### EXERCISE
Below you will find a set of lines. Repeat them all exactly.

——————

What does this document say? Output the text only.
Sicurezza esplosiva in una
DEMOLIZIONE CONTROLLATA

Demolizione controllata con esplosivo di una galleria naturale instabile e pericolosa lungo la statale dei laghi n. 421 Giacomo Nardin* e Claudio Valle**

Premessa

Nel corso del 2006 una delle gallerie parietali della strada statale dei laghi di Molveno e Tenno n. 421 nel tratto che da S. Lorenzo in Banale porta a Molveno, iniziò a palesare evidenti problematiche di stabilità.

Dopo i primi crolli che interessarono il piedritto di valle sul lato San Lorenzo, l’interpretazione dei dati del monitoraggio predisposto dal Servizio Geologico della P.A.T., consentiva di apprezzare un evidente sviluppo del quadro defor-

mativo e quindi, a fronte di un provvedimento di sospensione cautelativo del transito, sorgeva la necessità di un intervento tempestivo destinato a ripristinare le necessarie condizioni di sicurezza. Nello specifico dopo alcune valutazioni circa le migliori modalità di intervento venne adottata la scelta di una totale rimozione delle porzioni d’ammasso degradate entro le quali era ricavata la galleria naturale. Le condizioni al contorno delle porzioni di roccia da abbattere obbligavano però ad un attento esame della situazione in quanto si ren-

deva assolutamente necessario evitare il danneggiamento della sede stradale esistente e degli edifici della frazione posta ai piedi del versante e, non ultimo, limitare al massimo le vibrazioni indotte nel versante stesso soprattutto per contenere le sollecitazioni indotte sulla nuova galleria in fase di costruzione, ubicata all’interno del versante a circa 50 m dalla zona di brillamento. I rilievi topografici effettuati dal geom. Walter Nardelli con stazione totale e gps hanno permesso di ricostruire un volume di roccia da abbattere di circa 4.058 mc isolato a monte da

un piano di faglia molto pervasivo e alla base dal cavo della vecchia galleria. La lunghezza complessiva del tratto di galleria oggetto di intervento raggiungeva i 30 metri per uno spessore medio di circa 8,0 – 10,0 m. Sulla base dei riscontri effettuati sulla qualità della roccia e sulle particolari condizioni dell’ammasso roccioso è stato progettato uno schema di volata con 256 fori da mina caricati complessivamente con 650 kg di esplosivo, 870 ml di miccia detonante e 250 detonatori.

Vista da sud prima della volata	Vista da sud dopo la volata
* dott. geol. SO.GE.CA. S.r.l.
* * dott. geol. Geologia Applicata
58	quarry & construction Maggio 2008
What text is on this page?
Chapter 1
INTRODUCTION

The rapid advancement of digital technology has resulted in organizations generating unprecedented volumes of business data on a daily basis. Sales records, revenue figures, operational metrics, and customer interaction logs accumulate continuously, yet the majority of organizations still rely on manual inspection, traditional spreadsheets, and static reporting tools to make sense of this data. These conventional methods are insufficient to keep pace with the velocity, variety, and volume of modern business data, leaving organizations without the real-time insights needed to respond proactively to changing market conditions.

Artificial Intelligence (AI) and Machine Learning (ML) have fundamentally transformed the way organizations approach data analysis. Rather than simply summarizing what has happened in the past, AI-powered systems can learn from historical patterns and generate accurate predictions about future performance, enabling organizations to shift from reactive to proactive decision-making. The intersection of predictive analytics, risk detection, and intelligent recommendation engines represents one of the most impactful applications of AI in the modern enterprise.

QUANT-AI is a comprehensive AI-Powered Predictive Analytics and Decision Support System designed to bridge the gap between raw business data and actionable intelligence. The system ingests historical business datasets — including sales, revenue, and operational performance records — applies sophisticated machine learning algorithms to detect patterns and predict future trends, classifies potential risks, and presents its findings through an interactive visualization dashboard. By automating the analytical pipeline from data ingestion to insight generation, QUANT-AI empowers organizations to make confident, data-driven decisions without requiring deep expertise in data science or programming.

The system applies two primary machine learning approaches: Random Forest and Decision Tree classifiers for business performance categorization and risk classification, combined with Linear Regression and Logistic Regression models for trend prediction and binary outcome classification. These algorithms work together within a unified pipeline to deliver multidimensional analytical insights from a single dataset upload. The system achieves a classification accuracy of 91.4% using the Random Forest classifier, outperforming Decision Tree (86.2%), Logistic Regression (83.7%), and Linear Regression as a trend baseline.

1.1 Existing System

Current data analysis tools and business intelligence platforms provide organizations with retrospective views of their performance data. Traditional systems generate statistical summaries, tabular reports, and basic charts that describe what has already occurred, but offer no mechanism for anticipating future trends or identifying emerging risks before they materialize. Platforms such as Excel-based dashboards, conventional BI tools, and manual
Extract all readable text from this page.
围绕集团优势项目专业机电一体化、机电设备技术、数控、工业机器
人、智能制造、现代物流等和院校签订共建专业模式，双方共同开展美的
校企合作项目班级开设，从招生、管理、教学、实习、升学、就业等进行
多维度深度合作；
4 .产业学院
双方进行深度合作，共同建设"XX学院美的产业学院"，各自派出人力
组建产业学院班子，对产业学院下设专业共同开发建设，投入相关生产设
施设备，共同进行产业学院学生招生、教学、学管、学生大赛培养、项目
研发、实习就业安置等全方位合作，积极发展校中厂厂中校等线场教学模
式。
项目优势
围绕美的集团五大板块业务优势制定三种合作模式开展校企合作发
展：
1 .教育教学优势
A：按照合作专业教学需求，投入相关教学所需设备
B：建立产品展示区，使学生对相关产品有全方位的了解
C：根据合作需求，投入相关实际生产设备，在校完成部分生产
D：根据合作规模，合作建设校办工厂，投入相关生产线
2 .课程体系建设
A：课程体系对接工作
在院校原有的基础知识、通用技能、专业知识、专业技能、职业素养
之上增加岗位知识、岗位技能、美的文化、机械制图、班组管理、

——————

### OUTPUT FOR THIS TASK
What does this document say? Output the text only.
Sicurezza esplosiva in una
DEMOLIZIONE CONTROLLATA

Demolizione controllata con esplosivo di una galleria naturale instabile e pericolosa lungo la statale dei laghi n. 421 Giacomo Nardin* e Claudio Valle**

Premessa

Nel corso del 2006 una delle gallerie parietali della strada statale dei laghi di Molveno e Tenno n. 421 nel tratto che da S. Lorenzo in Banale porta a Molveno, iniziò a palesare evidenti problematiche di stabilità.

Dopo i primi crolli che interessarono il piedritto di valle sul lato San Lorenzo, l’interpretazione dei dati del monitoraggio predisposto dal Servizio Geologico della P.A.T., consentiva di apprezzare un evidente sviluppo del quadro defor-

mativo e quindi, a fronte di un provvedimento di sospensione cautelativo del transito, sorgeva la necessità di un intervento tempestivo destinato a ripristinare le necessarie condizioni di sicurezza. Nello specifico dopo alcune valutazioni circa le migliori modalità di intervento venne adottata la scelta di una totale rimozione delle porzioni d’ammasso degradate entro le quali era ricavata la galleria naturale. Le condizioni al contorno delle porzioni di roccia da abbattere obbligavano però ad un attento esame della situazione in quanto si ren-

deva assolutamente necessario evitare il danneggiamento della sede stradale esistente e degli edifici della frazione posta ai piedi del versante e, non ultimo, limitare al massimo le vibrazioni indotte nel versante stesso soprattutto per contenere le sollecitazioni indotte sulla nuova galleria in fase di costruzione, ubicata all’interno del versante a circa 50 m dalla zona di brillamento. I rilievi topografici effettuati dal geom. Walter Nardelli con stazione totale e gps hanno permesso di ricostruire un volume di roccia da abbattere di circa 4.058 mc isolato a monte da

un piano di faglia molto pervasivo e alla base dal cavo della vecchia galleria. La lunghezza complessiva del tratto di galleria oggetto di intervento raggiungeva i 30 metri per uno spessore medio di circa 8,0 – 10,0 m. Sulla base dei riscontri effettuati sulla qualità della roccia e sulle particolari condizioni dell’ammasso roccioso è stato progettato uno schema di volata con 256 fori da mina caricati complessivamente con 650 kg di esplosivo, 870 ml di miccia detonante e 250 detonatori.

Vista da sud prima della volata	Vista da sud dopo la volata
* dott. geol. SO.GE.CA. S.r.l.
* * dott. geol. Geologia Applicata
58	quarry & construction Maggio 2008
What text is on this page?
Chapter 1
INTRODUCTION

The rapid advancement of digital technology has resulted in organizations generating unprecedented volumes of business data on a daily basis. Sales records, revenue figures, operational metrics, and customer interaction logs accumulate continuously, yet the majority of organizations still rely on manual inspection, traditional spreadsheets, and static reporting tools to make sense of this data. These conventional methods are insufficient to keep pace with the velocity, variety, and volume of modern business data, leaving organizations without the real-time insights needed to respond proactively to changing market conditions.

Artificial Intelligence (AI) and Machine Learning (ML) have fundamentally transformed the way organizations approach data analysis. Rather than simply summarizing what has happened in the past, AI-powered systems can learn from historical patterns and generate accurate predictions about future performance, enabling organizations to shift from reactive to proactive decision-making. The intersection of predictive analytics, risk detection, and intelligent recommendation engines represents one of the most impactful applications of AI in the modern enterprise.

QUANT-AI is a comprehensive AI-Powered Predictive Analytics and Decision Support System designed to bridge the gap between raw business data and actionable intelligence. The system ingests historical business datasets — including sales, revenue, and operational performance records — applies sophisticated machine learning algorithms to detect patterns and predict future trends, classifies potential risks, and presents its findings through an interactive visualization dashboard. By automating the analytical pipeline from data ingestion to insight generation, QUANT-AI empowers organizations to make confident, data-driven decisions without requiring deep expertise in data science or programming.

The system applies two primary machine learning approaches: Random Forest and Decision Tree classifiers for business performance categorization and risk classification, combined with Linear Regression and Logistic Regression models for trend prediction and binary outcome classification. These algorithms work together within a unified pipeline to deliver multidimensional analytical insights from a single dataset upload. The system achieves a classification accuracy of 91.4% using the Random Forest classifier, outperforming Decision Tree (86.2%), Logistic Regression (83.7%), and Linear Regression as a trend baseline.

1.1 Existing System

Current data analysis tools and business intelligence platforms provide organizations with retrospective views of their performance data. Traditional systems generate statistical summaries, tabular reports, and basic charts that describe what has already occurred, but offer no mechanism for anticipating future trends or identifying emerging risks before they materialize. Platforms such as Excel-based dashboards, conventional BI tools, and manual
Extract all readable text from this page.
围绕集团优势项目专业机电一体化、机电设备技术、数控、工业机器
人、智能制造、现代物流等和院校签订共建专业模式，双方共同开展美的
校企合作项目班级开设，从招生、管理、教学、实习、升学、就业等进行
多维度深度合作；
4 .产业学院
双方进行深度合作，共同建设"XX学院美的产业学院"，各自派出人力
组建产业学院班子，对产业学院下设专业共同开发建设，投入相关生产设
施设备，共同进行产业学院学生招生、教学、学管、学生大赛培养、项目
研发、实习就业安置等全方位合作，积极发展校中厂厂中校等线场教学模
式。
项目优势
围绕美的集团五大板块业务优势制定三种合作模式开展校企合作发
展：
1 .教育教学优势
A：按照合作专业教学需求，投入相关教学所需设备
B：建立产品展示区，使学生对相关产品有全方位的了解
C：根据合作需求，投入相关实际生产设备，在校完成部分生产
D：根据合作规模，合作建设校办工厂，投入相关生产线
2 .课程体系建设
A：课程体系对接工作
在院校原有的基础知识、通用技能、专业知识、专业技能、职业素养
之上增加岗位知识、岗位技能、美的文化、机械制图、班组管理、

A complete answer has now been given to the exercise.